Rows from a dataset
━━━━━━

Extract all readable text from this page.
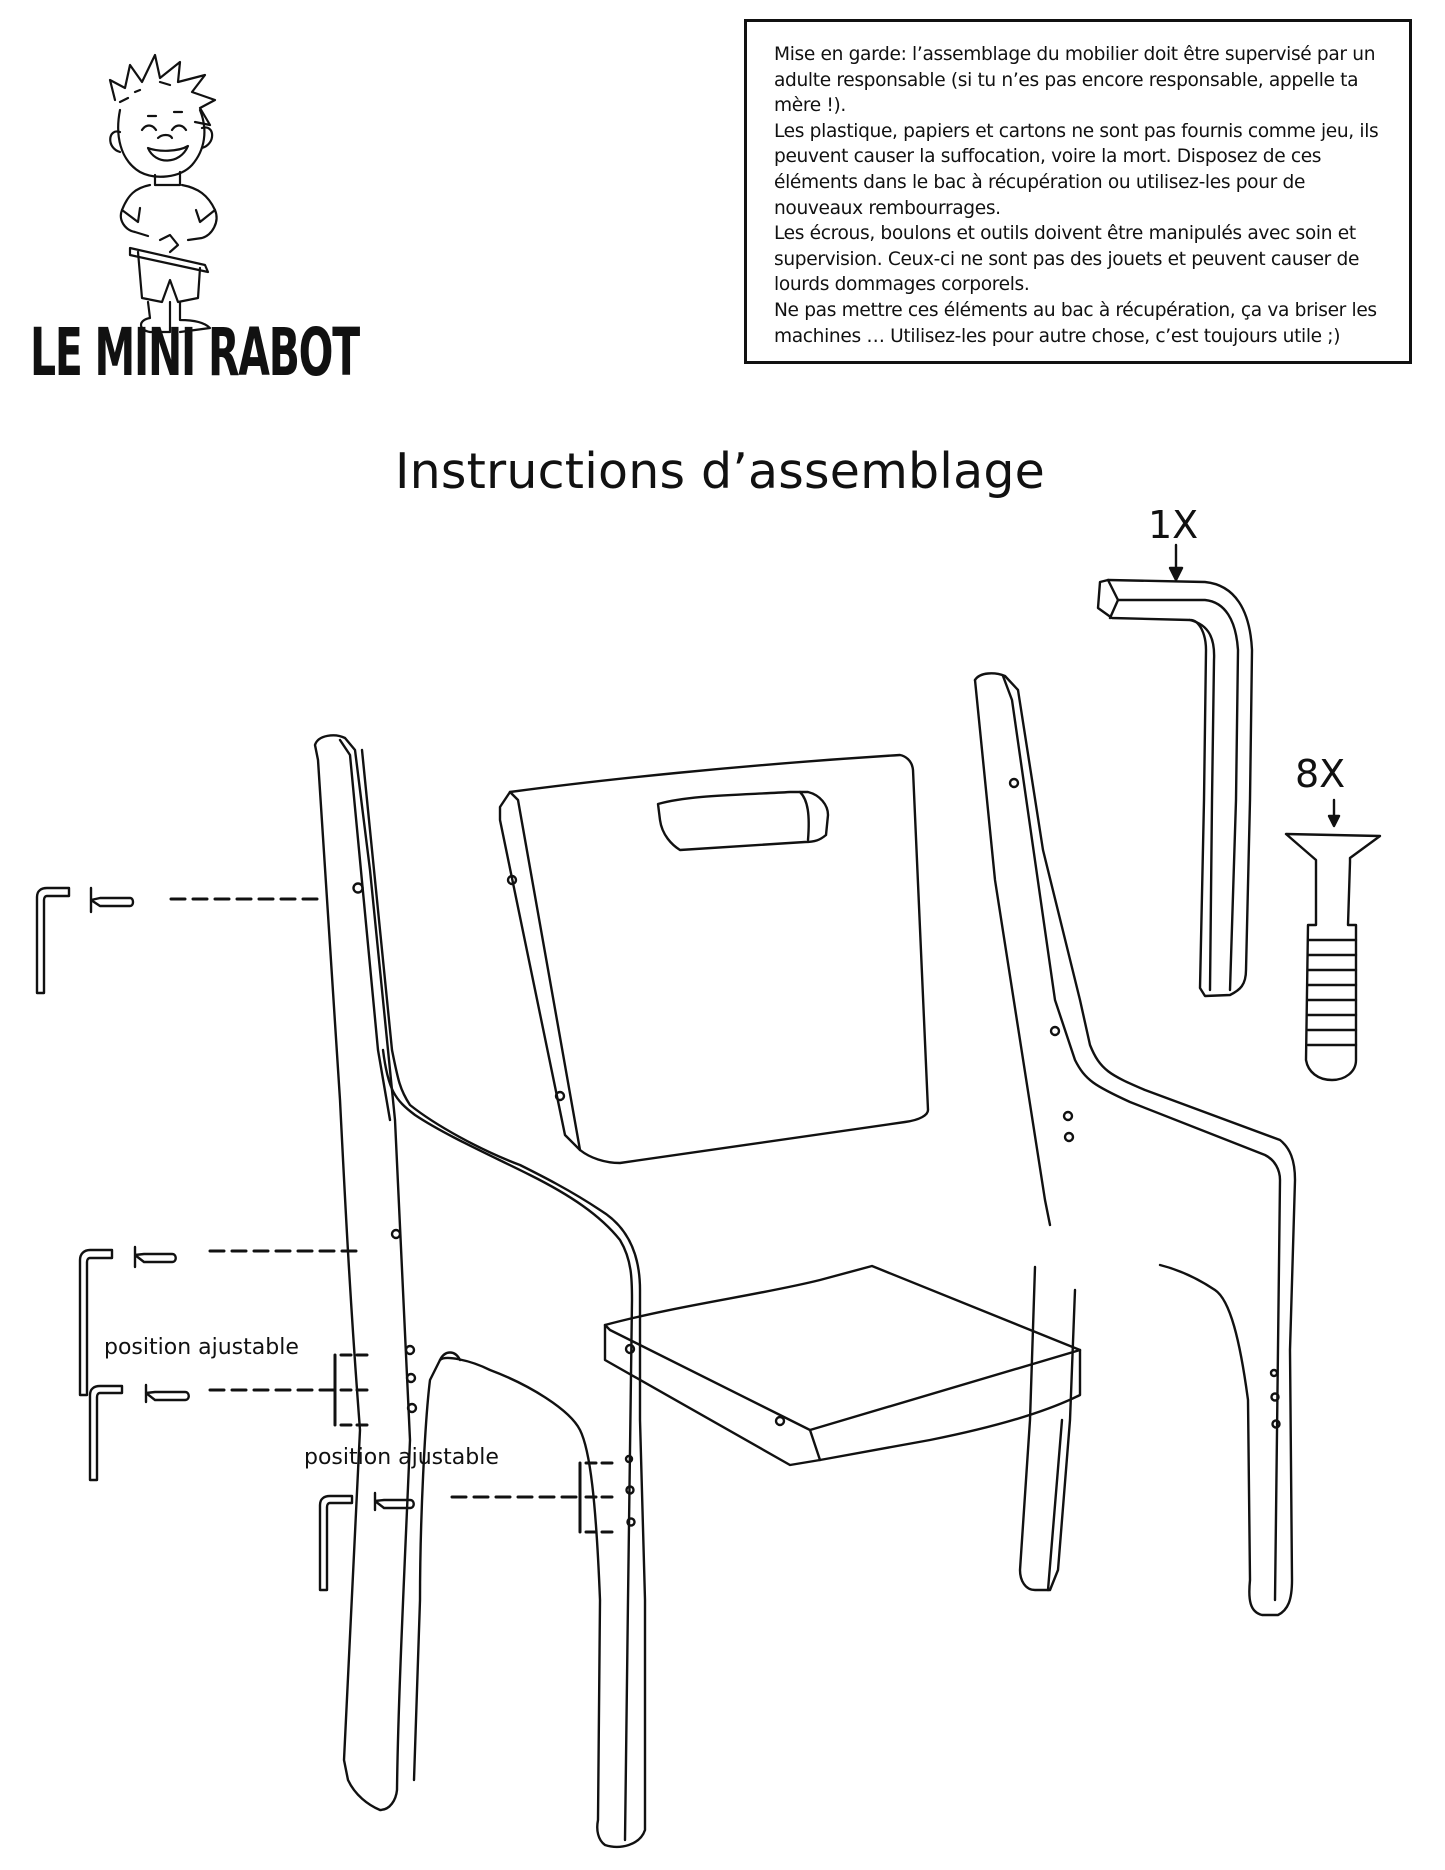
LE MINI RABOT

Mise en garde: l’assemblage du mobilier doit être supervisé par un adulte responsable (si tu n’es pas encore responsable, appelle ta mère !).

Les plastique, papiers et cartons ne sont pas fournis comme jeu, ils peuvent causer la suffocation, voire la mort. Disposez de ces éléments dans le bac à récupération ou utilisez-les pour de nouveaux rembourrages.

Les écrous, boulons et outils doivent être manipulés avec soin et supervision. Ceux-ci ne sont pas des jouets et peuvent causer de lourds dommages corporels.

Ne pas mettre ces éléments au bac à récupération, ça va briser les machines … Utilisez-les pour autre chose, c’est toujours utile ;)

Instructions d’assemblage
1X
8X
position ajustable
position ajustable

━━━━━━

Problem details: Which lines include the word "sont"? Copy every one of them.

Answer below:
Les plastique, papiers et cartons ne sont pas fournis comme jeu, ils peuvent causer la suffocation, voire la mort. Disposez de ces éléments dans le bac à récupération ou utilisez-les pour de nouveaux rembourrages.
Les écrous, boulons et outils doivent être manipulés avec soin et supervision. Ceux-ci ne sont pas des jouets et peuvent causer de lourds dommages corporels.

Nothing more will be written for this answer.